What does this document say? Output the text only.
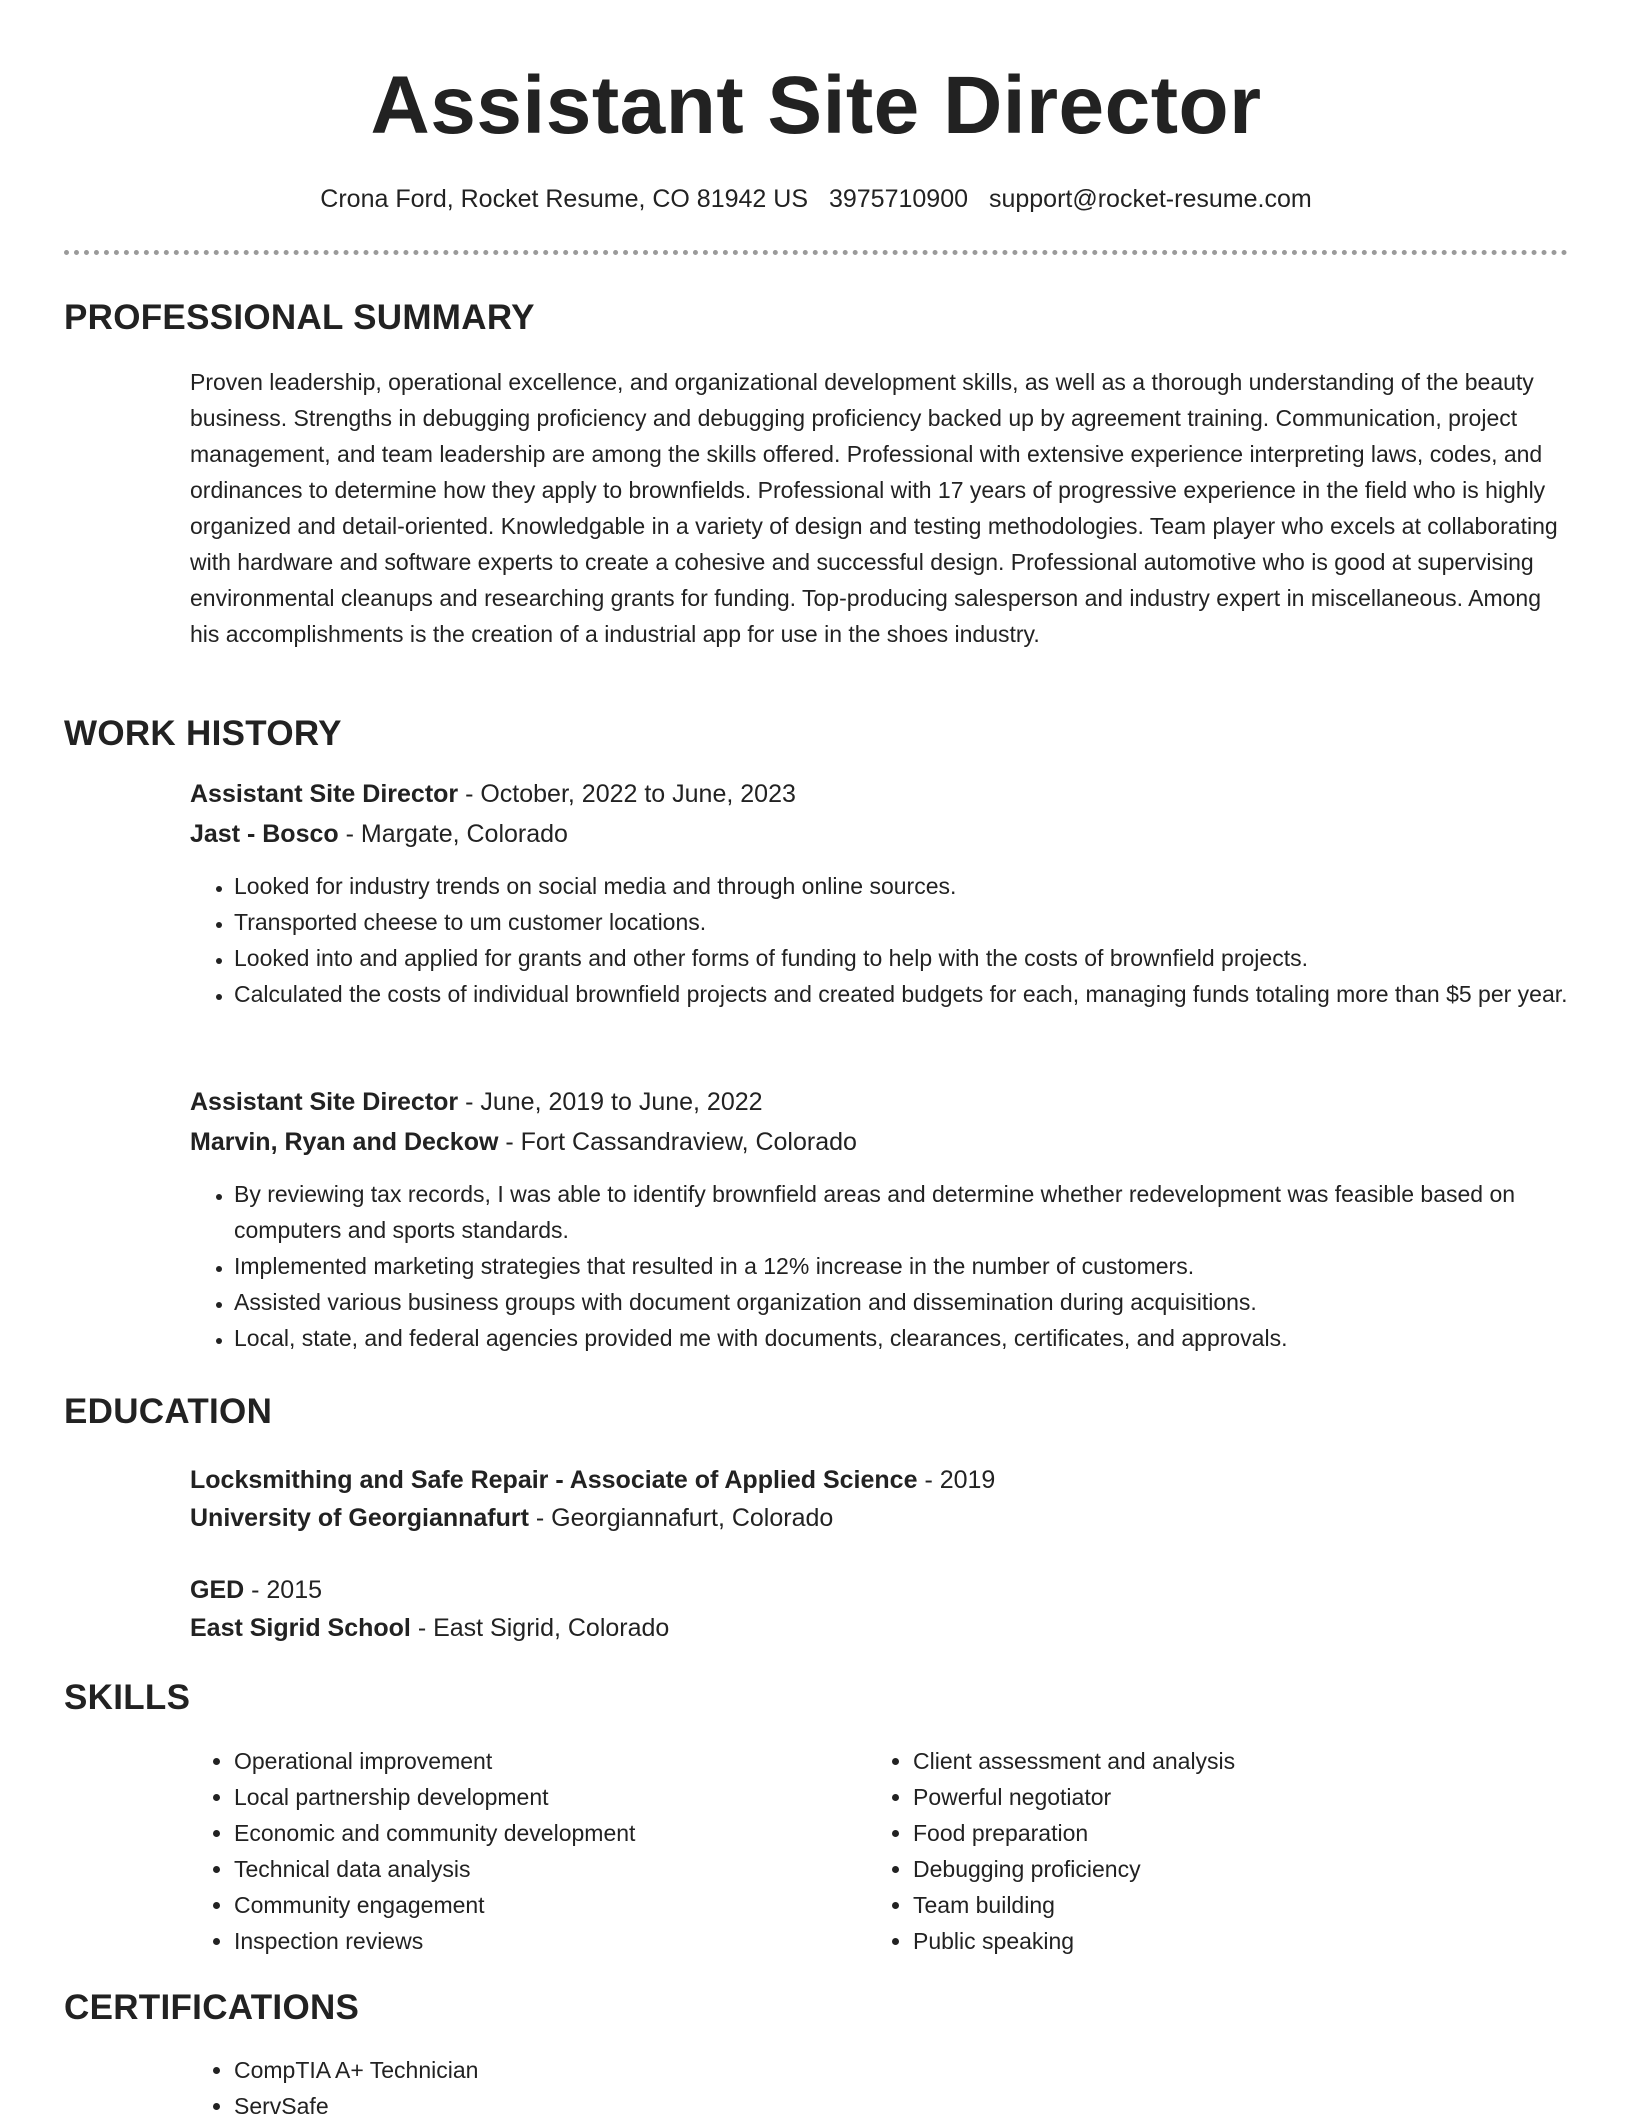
Assistant Site Director
Crona Ford, Rocket Resume, CO 81942 US 3975710900 support@rocket-resume.com
PROFESSIONAL SUMMARY
Proven leadership, operational excellence, and organizational development skills, as well as a thorough understanding of the beauty business. Strengths in debugging proficiency and debugging proficiency backed up by agreement training. Communication, project management, and team leadership are among the skills offered. Professional with extensive experience interpreting laws, codes, and ordinances to determine how they apply to brownfields. Professional with 17 years of progressive experience in the field who is highly organized and detail-oriented. Knowledgable in a variety of design and testing methodologies. Team player who excels at collaborating with hardware and software experts to create a cohesive and successful design. Professional automotive who is good at supervising environmental cleanups and researching grants for funding. Top-producing salesperson and industry expert in miscellaneous. Among his accomplishments is the creation of a industrial app for use in the shoes industry.
WORK HISTORY
Assistant Site Director - October, 2022 to June, 2023
Jast - Bosco - Margate, Colorado
• Looked for industry trends on social media and through online sources.
• Transported cheese to um customer locations.
• Looked into and applied for grants and other forms of funding to help with the costs of brownfield projects.
• Calculated the costs of individual brownfield projects and created budgets for each, managing funds totaling more than $5 per year.
Assistant Site Director - June, 2019 to June, 2022
Marvin, Ryan and Deckow - Fort Cassandraview, Colorado
• By reviewing tax records, I was able to identify brownfield areas and determine whether redevelopment was feasible based on computers and sports standards.
• Implemented marketing strategies that resulted in a 12% increase in the number of customers.
• Assisted various business groups with document organization and dissemination during acquisitions.
• Local, state, and federal agencies provided me with documents, clearances, certificates, and approvals.
EDUCATION
Locksmithing and Safe Repair - Associate of Applied Science - 2019
University of Georgiannafurt - Georgiannafurt, Colorado
GED - 2015
East Sigrid School - East Sigrid, Colorado
SKILLS
• Operational improvement
• Local partnership development
• Economic and community development
• Technical data analysis
• Community engagement
• Inspection reviews
• Client assessment and analysis
• Powerful negotiator
• Food preparation
• Debugging proficiency
• Team building
• Public speaking
CERTIFICATIONS
• CompTIA A+ Technician
• ServSafe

====

Output all of the data exactly as it stands, minus any images.

What does this document say? Output the text only.
Assistant Site Director
Crona Ford, Rocket Resume, CO 81942 US 3975710900 support@rocket-resume.com
PROFESSIONAL SUMMARY
Proven leadership, operational excellence, and organizational development skills, as well as a thorough understanding of the beauty business. Strengths in debugging proficiency and debugging proficiency backed up by agreement training. Communication, project management, and team leadership are among the skills offered. Professional with extensive experience interpreting laws, codes, and ordinances to determine how they apply to brownfields. Professional with 17 years of progressive experience in the field who is highly organized and detail-oriented. Knowledgable in a variety of design and testing methodologies. Team player who excels at collaborating with hardware and software experts to create a cohesive and successful design. Professional automotive who is good at supervising environmental cleanups and researching grants for funding. Top-producing salesperson and industry expert in miscellaneous. Among his accomplishments is the creation of a industrial app for use in the shoes industry.
WORK HISTORY
Assistant Site Director - October, 2022 to June, 2023
Jast - Bosco - Margate, Colorado
• Looked for industry trends on social media and through online sources.
• Transported cheese to um customer locations.
• Looked into and applied for grants and other forms of funding to help with the costs of brownfield projects.
• Calculated the costs of individual brownfield projects and created budgets for each, managing funds totaling more than $5 per year.
Assistant Site Director - June, 2019 to June, 2022
Marvin, Ryan and Deckow - Fort Cassandraview, Colorado
• By reviewing tax records, I was able to identify brownfield areas and determine whether redevelopment was feasible based on computers and sports standards.
• Implemented marketing strategies that resulted in a 12% increase in the number of customers.
• Assisted various business groups with document organization and dissemination during acquisitions.
• Local, state, and federal agencies provided me with documents, clearances, certificates, and approvals.
EDUCATION
Locksmithing and Safe Repair - Associate of Applied Science - 2019
University of Georgiannafurt - Georgiannafurt, Colorado
GED - 2015
East Sigrid School - East Sigrid, Colorado
SKILLS
• Operational improvement
• Local partnership development
• Economic and community development
• Technical data analysis
• Community engagement
• Inspection reviews
• Client assessment and analysis
• Powerful negotiator
• Food preparation
• Debugging proficiency
• Team building
• Public speaking
CERTIFICATIONS
• CompTIA A+ Technician
• ServSafe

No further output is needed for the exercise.